* START INFORMATION PROVIDED *

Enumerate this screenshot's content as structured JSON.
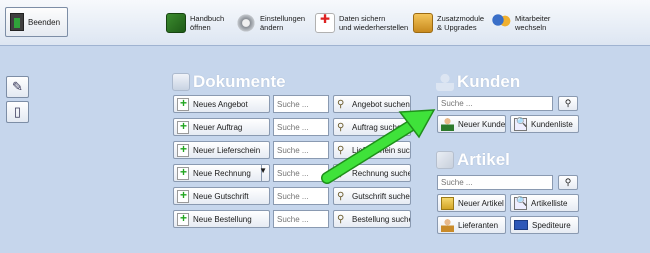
{
  "toolbar": {
    "exit_label": "Beenden",
    "items": [
      {
        "line1": "Handbuch",
        "line2": "öffnen"
      },
      {
        "line1": "Einstellungen",
        "line2": "ändern"
      },
      {
        "line1": "Daten sichern",
        "line2": "und wiederherstellen"
      },
      {
        "line1": "Zusatzmodule",
        "line2": "& Upgrades"
      },
      {
        "line1": "Mitarbeiter",
        "line2": "wechseln"
      }
    ]
  },
  "sidebar": {
    "icons": [
      "pencil-icon",
      "document-icon"
    ]
  },
  "dokumente": {
    "title": "Dokumente",
    "rows": [
      {
        "new_label": "Neues Angebot",
        "search_placeholder": "Suche ...",
        "search_label": "Angebot suchen"
      },
      {
        "new_label": "Neuer Auftrag",
        "search_placeholder": "Suche ...",
        "search_label": "Auftrag suchen"
      },
      {
        "new_label": "Neuer Lieferschein",
        "search_placeholder": "Suche ...",
        "search_label": "Lieferschein suchen"
      },
      {
        "new_label": "Neue Rechnung",
        "search_placeholder": "Suche ...",
        "search_label": "Rechnung suchen"
      },
      {
        "new_label": "Neue Gutschrift",
        "search_placeholder": "Suche ...",
        "search_label": "Gutschrift suchen"
      },
      {
        "new_label": "Neue Bestellung",
        "search_placeholder": "Suche ...",
        "search_label": "Bestellung suchen"
      }
    ]
  },
  "kunden": {
    "title": "Kunden",
    "search_placeholder": "Suche ...",
    "new_label": "Neuer Kunde",
    "list_label": "Kundenliste"
  },
  "artikel": {
    "title": "Artikel",
    "search_placeholder": "Suche ...",
    "new_label": "Neuer Artikel",
    "list_label": "Artikelliste",
    "suppliers_label": "Lieferanten",
    "carriers_label": "Spediteure"
  },
  "colors": {
    "background": "#c6d6ec",
    "arrow": "#3fe23a"
  }
}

* END INFORMATION PROVIDED *

• [AIM] Extract the entries in full, exactly as they are, minus the pictures.

• [TASK SOLUTION]
Enumerate this screenshot's content as structured JSON.
{
  "toolbar": {
    "exit_label": "Beenden",
    "items": [
      {
        "line1": "Handbuch",
        "line2": "öffnen"
      },
      {
        "line1": "Einstellungen",
        "line2": "ändern"
      },
      {
        "line1": "Daten sichern",
        "line2": "und wiederherstellen"
      },
      {
        "line1": "Zusatzmodule",
        "line2": "& Upgrades"
      },
      {
        "line1": "Mitarbeiter",
        "line2": "wechseln"
      }
    ]
  },
  "sidebar": {
    "icons": [
      "pencil-icon",
      "document-icon"
    ]
  },
  "dokumente": {
    "title": "Dokumente",
    "rows": [
      {
        "new_label": "Neues Angebot",
        "search_placeholder": "Suche ...",
        "search_label": "Angebot suchen"
      },
      {
        "new_label": "Neuer Auftrag",
        "search_placeholder": "Suche ...",
        "search_label": "Auftrag suchen"
      },
      {
        "new_label": "Neuer Lieferschein",
        "search_placeholder": "Suche ...",
        "search_label": "Lieferschein suchen"
      },
      {
        "new_label": "Neue Rechnung",
        "search_placeholder": "Suche ...",
        "search_label": "Rechnung suchen"
      },
      {
        "new_label": "Neue Gutschrift",
        "search_placeholder": "Suche ...",
        "search_label": "Gutschrift suchen"
      },
      {
        "new_label": "Neue Bestellung",
        "search_placeholder": "Suche ...",
        "search_label": "Bestellung suchen"
      }
    ]
  },
  "kunden": {
    "title": "Kunden",
    "search_placeholder": "Suche ...",
    "new_label": "Neuer Kunde",
    "list_label": "Kundenliste"
  },
  "artikel": {
    "title": "Artikel",
    "search_placeholder": "Suche ...",
    "new_label": "Neuer Artikel",
    "list_label": "Artikelliste",
    "suppliers_label": "Lieferanten",
    "carriers_label": "Spediteure"
  },
  "colors": {
    "background": "#c6d6ec",
    "arrow": "#3fe23a"
  }
}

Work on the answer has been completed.